- The task -
Say how many lines of the material below contain the word "ายบร", with no other words.

--*--

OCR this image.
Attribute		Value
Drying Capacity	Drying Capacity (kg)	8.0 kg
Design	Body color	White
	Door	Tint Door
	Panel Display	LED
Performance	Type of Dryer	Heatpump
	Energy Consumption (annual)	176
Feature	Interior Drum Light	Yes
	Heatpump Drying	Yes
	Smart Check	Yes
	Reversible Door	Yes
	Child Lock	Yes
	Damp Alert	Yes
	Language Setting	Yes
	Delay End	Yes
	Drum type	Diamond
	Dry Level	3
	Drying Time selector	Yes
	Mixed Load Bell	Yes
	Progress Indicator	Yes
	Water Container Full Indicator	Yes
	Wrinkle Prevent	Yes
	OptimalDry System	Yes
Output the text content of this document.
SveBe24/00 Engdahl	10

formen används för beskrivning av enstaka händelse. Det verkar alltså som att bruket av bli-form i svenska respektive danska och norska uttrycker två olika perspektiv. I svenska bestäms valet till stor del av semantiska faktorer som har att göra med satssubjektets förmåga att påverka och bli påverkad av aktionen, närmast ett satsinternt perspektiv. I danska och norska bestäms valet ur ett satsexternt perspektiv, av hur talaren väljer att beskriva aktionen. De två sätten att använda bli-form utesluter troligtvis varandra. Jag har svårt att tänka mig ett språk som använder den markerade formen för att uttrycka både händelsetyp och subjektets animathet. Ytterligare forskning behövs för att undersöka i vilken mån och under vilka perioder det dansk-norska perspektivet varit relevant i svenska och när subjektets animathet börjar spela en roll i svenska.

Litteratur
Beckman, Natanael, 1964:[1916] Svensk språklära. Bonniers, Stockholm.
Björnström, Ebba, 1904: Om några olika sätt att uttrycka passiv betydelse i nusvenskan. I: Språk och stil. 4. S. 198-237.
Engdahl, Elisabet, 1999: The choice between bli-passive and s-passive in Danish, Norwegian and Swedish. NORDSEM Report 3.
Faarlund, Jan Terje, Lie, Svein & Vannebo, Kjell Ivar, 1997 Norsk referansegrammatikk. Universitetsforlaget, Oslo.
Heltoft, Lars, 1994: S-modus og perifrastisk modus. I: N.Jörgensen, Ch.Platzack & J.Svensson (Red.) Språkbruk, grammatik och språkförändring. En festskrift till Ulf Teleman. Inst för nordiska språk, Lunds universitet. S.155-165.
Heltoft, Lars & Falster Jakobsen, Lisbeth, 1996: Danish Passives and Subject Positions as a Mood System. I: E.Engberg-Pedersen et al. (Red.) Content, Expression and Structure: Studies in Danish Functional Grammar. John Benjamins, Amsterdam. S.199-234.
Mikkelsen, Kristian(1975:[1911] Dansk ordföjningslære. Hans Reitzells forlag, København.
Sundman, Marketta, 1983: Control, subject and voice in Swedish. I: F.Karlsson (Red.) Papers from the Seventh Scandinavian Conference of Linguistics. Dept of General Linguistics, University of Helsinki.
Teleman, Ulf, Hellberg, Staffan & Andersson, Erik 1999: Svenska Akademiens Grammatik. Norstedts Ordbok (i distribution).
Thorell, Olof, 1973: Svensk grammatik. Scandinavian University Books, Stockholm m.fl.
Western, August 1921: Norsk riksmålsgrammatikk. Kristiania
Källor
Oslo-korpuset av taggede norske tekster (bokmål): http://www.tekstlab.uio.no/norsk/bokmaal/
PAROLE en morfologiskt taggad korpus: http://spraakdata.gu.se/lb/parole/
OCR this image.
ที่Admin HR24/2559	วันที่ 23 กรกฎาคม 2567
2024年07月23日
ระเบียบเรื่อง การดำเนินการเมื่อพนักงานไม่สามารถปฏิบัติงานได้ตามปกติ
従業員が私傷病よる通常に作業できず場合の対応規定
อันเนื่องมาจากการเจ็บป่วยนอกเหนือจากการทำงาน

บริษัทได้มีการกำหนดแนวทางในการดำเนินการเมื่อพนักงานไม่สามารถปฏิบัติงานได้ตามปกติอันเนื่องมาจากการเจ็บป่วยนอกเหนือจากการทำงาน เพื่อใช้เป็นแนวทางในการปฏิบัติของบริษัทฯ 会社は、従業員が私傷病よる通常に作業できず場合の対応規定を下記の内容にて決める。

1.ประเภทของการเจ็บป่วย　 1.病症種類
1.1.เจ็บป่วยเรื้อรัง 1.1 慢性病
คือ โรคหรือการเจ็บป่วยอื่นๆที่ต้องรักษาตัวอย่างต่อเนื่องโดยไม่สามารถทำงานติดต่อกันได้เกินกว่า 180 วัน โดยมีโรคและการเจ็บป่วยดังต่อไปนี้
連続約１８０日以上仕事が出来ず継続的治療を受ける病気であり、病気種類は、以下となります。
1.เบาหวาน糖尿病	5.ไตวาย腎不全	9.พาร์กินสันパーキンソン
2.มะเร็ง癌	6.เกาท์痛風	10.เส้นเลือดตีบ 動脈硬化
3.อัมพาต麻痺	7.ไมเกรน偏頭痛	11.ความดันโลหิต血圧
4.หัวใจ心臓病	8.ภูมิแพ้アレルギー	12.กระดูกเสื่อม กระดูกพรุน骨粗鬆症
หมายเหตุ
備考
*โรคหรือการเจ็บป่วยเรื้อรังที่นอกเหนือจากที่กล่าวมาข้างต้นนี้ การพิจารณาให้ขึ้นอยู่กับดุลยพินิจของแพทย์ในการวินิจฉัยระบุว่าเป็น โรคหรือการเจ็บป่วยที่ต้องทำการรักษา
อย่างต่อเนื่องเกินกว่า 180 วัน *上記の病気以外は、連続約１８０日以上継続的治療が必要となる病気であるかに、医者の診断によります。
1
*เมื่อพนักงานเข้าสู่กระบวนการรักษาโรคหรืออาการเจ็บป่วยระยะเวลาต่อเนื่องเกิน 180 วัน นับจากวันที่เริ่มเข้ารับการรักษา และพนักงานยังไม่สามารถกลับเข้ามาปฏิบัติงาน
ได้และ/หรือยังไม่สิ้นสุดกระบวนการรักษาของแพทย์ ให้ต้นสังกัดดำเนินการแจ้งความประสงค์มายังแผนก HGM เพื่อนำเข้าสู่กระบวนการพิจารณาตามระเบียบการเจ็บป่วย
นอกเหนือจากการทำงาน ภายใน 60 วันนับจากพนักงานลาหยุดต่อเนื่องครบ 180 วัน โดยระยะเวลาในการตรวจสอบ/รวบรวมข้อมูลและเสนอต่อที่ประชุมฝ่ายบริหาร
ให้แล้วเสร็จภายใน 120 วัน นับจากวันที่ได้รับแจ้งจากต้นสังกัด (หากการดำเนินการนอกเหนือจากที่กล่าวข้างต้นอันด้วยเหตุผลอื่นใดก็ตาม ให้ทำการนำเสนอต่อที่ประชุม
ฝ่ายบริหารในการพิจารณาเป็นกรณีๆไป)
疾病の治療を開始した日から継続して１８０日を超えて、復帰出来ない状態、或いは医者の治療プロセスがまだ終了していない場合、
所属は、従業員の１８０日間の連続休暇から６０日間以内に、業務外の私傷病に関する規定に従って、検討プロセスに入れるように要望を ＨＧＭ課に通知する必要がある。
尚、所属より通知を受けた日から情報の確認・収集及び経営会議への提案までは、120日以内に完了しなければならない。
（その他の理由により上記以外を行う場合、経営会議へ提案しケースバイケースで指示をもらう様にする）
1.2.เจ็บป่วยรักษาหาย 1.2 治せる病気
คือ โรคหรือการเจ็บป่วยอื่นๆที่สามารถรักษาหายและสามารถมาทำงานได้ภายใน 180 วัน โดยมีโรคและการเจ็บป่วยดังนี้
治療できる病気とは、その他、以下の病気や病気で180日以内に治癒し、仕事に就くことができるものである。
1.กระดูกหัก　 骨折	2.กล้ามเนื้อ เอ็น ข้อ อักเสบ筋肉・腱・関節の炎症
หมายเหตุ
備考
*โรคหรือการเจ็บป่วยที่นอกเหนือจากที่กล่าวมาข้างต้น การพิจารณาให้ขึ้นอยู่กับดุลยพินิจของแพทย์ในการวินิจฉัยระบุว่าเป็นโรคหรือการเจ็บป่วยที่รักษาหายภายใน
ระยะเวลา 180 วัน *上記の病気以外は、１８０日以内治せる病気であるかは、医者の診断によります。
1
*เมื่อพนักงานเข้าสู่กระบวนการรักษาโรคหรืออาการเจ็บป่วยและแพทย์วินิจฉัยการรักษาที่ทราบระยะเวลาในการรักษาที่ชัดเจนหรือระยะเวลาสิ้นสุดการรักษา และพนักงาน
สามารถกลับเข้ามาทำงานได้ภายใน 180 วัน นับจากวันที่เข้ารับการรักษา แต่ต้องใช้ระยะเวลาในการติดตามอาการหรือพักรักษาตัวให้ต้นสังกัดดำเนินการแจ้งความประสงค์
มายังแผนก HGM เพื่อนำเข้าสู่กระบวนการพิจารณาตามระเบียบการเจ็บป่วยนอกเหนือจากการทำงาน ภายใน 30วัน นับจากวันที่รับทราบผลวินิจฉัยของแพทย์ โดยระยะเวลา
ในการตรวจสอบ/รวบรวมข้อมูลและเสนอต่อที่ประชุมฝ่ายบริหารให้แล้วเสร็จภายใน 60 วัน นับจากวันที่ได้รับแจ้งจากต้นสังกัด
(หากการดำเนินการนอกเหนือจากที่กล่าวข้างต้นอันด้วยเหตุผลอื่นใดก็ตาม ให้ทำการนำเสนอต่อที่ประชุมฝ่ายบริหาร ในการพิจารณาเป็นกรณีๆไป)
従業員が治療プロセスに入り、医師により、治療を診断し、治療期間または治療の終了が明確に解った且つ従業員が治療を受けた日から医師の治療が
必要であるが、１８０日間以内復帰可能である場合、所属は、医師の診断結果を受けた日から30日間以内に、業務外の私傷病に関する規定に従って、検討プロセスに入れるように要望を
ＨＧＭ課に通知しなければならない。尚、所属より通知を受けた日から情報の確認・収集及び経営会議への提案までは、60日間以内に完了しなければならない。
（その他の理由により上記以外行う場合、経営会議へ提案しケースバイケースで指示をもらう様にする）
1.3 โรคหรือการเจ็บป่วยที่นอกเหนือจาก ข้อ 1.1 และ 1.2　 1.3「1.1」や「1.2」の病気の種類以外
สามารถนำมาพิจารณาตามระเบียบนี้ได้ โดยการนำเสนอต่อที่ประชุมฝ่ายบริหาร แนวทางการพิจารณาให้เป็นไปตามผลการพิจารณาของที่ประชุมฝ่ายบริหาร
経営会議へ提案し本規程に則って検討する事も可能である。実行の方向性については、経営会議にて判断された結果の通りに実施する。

--*--

- Full response -
5